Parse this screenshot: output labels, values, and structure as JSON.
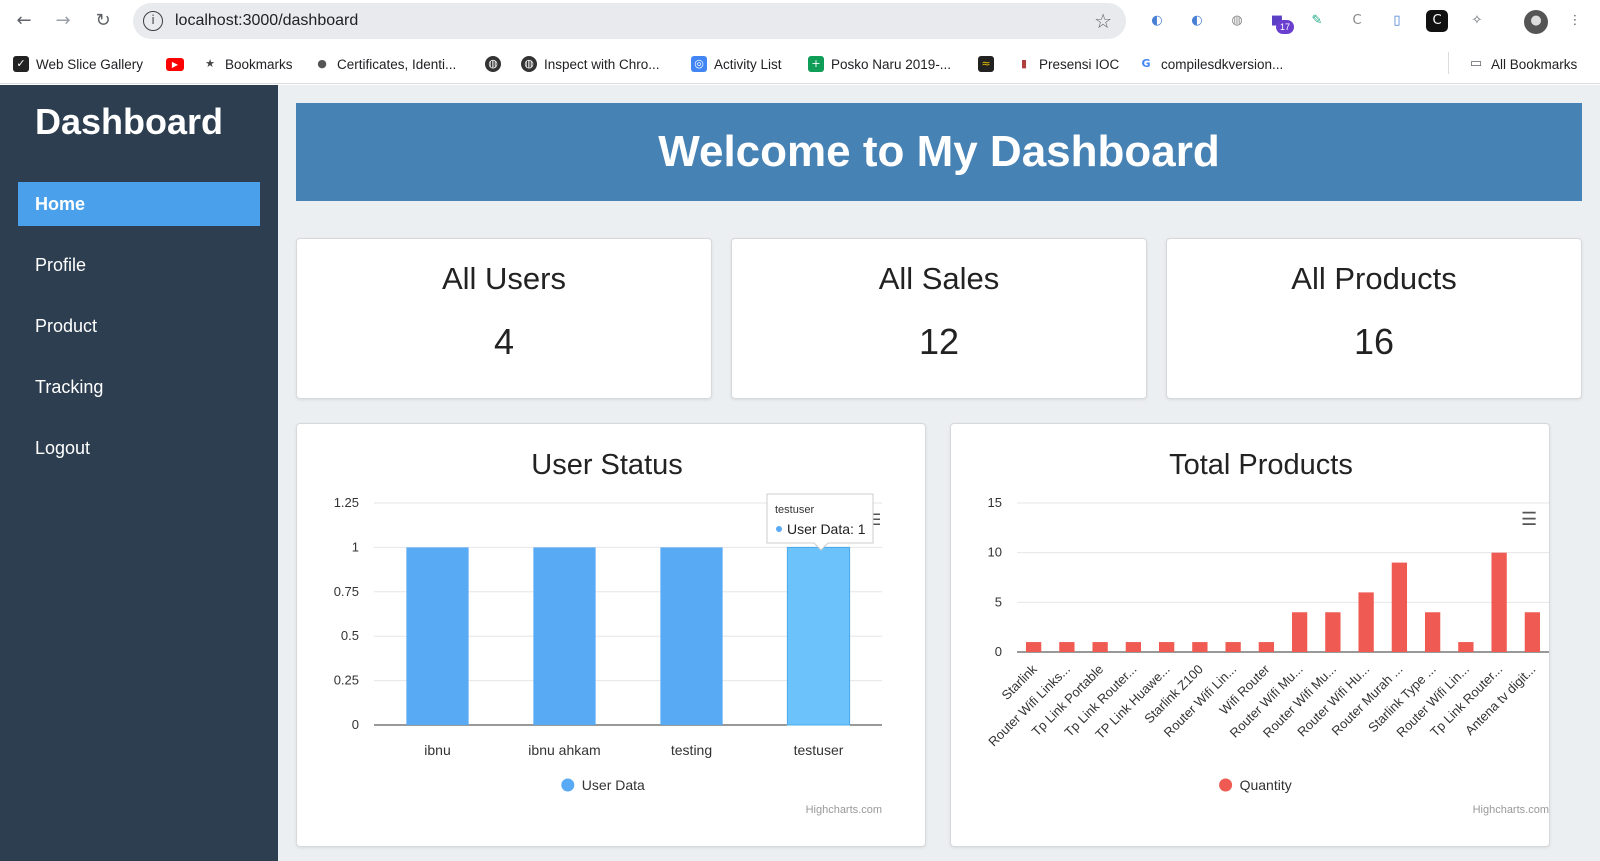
{
  "browser": {
    "url": "localhost:3000/dashboard",
    "bookmarks": [
      {
        "label": "Web Slice Gallery",
        "icon": "web-slice-icon",
        "color": "#222222"
      },
      {
        "label": "",
        "icon": "youtube-icon",
        "color": "#ff0000"
      },
      {
        "label": "Bookmarks",
        "icon": "star-icon",
        "color": "#444444"
      },
      {
        "label": "Certificates, Identi...",
        "icon": "apple-icon",
        "color": "#555555"
      },
      {
        "label": "",
        "icon": "globe-icon",
        "color": "#333333"
      },
      {
        "label": "Inspect with Chro...",
        "icon": "globe-icon",
        "color": "#333333"
      },
      {
        "label": "Activity List",
        "icon": "activity-icon",
        "color": "#4285f4"
      },
      {
        "label": "Posko Naru 2019-...",
        "icon": "sheets-icon",
        "color": "#0f9d58"
      },
      {
        "label": "",
        "icon": "zk-icon",
        "color": "#222222"
      },
      {
        "label": "Presensi IOC",
        "icon": "bookmark-icon",
        "color": "#b04040"
      },
      {
        "label": "compilesdkversion...",
        "icon": "google-icon",
        "color": "#4285f4"
      }
    ],
    "all_bookmarks": "All Bookmarks",
    "extension_badge": "17"
  },
  "sidebar": {
    "title": "Dashboard",
    "items": [
      {
        "label": "Home",
        "active": true
      },
      {
        "label": "Profile",
        "active": false
      },
      {
        "label": "Product",
        "active": false
      },
      {
        "label": "Tracking",
        "active": false
      },
      {
        "label": "Logout",
        "active": false
      }
    ]
  },
  "banner": {
    "title": "Welcome to My Dashboard"
  },
  "stats": [
    {
      "title": "All Users",
      "value": "4"
    },
    {
      "title": "All Sales",
      "value": "12"
    },
    {
      "title": "All Products",
      "value": "16"
    }
  ],
  "credits": "Highcharts.com",
  "chart_data": [
    {
      "type": "bar",
      "title": "User Status",
      "categories": [
        "ibnu",
        "ibnu ahkam",
        "testing",
        "testuser"
      ],
      "series": [
        {
          "name": "User Data",
          "values": [
            1,
            1,
            1,
            1
          ]
        }
      ],
      "yticks": [
        "0",
        "0.25",
        "0.5",
        "0.75",
        "1",
        "1.25"
      ],
      "ylim": [
        0,
        1.25
      ],
      "color": "#58aaf5",
      "hover_color": "#6cc3fc",
      "legend": "bottom",
      "tooltip": {
        "header": "testuser",
        "text": "User Data: 1"
      }
    },
    {
      "type": "bar",
      "title": "Total Products",
      "categories": [
        "Starlink",
        "Router Wifi Links...",
        "Tp Link Portable",
        "Tp Link Router...",
        "TP Link Huawe...",
        "Starlink Z100",
        "Router Wifi Lin...",
        "Wifi Router",
        "Router Wifi Mu...",
        "Router Wifi Mu...",
        "Router Wifi Hu...",
        "Router Murah ...",
        "Starlink Type ...",
        "Router Wifi Lin...",
        "Tp Link Router...",
        "Antena tv digit..."
      ],
      "series": [
        {
          "name": "Quantity",
          "values": [
            1,
            1,
            1,
            1,
            1,
            1,
            1,
            1,
            4,
            4,
            6,
            9,
            4,
            1,
            10,
            4
          ]
        }
      ],
      "yticks": [
        "0",
        "5",
        "10",
        "15"
      ],
      "ylim": [
        0,
        15
      ],
      "color": "#ef5b52",
      "legend": "bottom"
    }
  ]
}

* What you have to do *
Where a line above contains the string "Products", copy that line.

* Output for this task *
      "title": "All Products",
      "title": "Total Products",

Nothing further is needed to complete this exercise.